◆ WHAT TO WORK ON:
What follows is a set of entries. Give them again exactly, without the pictures.

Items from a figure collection
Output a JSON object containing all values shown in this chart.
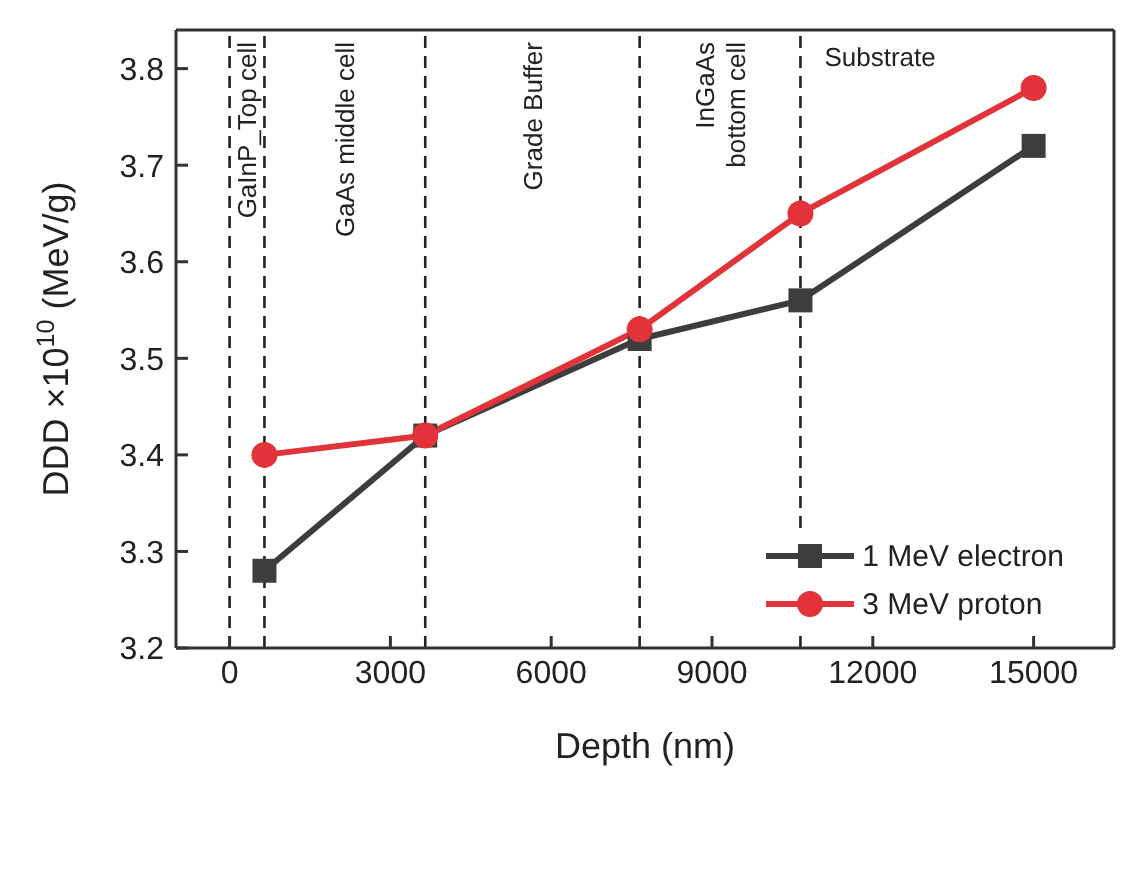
{
  "chart_data": {
    "type": "line",
    "xlabel": "Depth (nm)",
    "ylabel": "DDD ×10$^{10}$ (MeV/g)",
    "x": [
      650,
      3650,
      7650,
      10650,
      15000
    ],
    "series": [
      {
        "name": "1 MeV electron",
        "color": "#3d3d3d",
        "marker": "square",
        "values": [
          3.28,
          3.42,
          3.52,
          3.56,
          3.72
        ]
      },
      {
        "name": "3 MeV proton",
        "color": "#e2323a",
        "marker": "circle",
        "values": [
          3.4,
          3.42,
          3.53,
          3.65,
          3.78
        ]
      }
    ],
    "xlim": [
      -1000,
      16500
    ],
    "xticks": [
      0,
      3000,
      6000,
      9000,
      12000,
      15000
    ],
    "ylim": [
      3.2,
      3.84
    ],
    "yticks": [
      3.2,
      3.3,
      3.4,
      3.5,
      3.6,
      3.7,
      3.8
    ],
    "ref_lines": [
      {
        "axis": "x",
        "value": 0,
        "line_style": "dashed"
      },
      {
        "axis": "x",
        "value": 650,
        "line_style": "dashed"
      },
      {
        "axis": "x",
        "value": 3650,
        "line_style": "dashed"
      },
      {
        "axis": "x",
        "value": 7650,
        "line_style": "dashed"
      },
      {
        "axis": "x",
        "value": 10650,
        "line_style": "dashed"
      }
    ],
    "annotations": [
      "GaInP_Top cell",
      "GaAs middle cell",
      "Grade Buffer",
      "InGaAs\nbottom cell",
      "Substrate"
    ],
    "legend": "bottom right",
    "line_style": "solid"
  }
}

◆ EXERCISE ANSWER:
Output a JSON object containing all values shown in this chart.
{
  "chart_data": {
    "type": "line",
    "xlabel": "Depth (nm)",
    "ylabel": "DDD ×10$^{10}$ (MeV/g)",
    "x": [
      650,
      3650,
      7650,
      10650,
      15000
    ],
    "series": [
      {
        "name": "1 MeV electron",
        "color": "#3d3d3d",
        "marker": "square",
        "values": [
          3.28,
          3.42,
          3.52,
          3.56,
          3.72
        ]
      },
      {
        "name": "3 MeV proton",
        "color": "#e2323a",
        "marker": "circle",
        "values": [
          3.4,
          3.42,
          3.53,
          3.65,
          3.78
        ]
      }
    ],
    "xlim": [
      -1000,
      16500
    ],
    "xticks": [
      0,
      3000,
      6000,
      9000,
      12000,
      15000
    ],
    "ylim": [
      3.2,
      3.84
    ],
    "yticks": [
      3.2,
      3.3,
      3.4,
      3.5,
      3.6,
      3.7,
      3.8
    ],
    "ref_lines": [
      {
        "axis": "x",
        "value": 0,
        "line_style": "dashed"
      },
      {
        "axis": "x",
        "value": 650,
        "line_style": "dashed"
      },
      {
        "axis": "x",
        "value": 3650,
        "line_style": "dashed"
      },
      {
        "axis": "x",
        "value": 7650,
        "line_style": "dashed"
      },
      {
        "axis": "x",
        "value": 10650,
        "line_style": "dashed"
      }
    ],
    "annotations": [
      "GaInP_Top cell",
      "GaAs middle cell",
      "Grade Buffer",
      "InGaAs\nbottom cell",
      "Substrate"
    ],
    "legend": "bottom right",
    "line_style": "solid"
  }
}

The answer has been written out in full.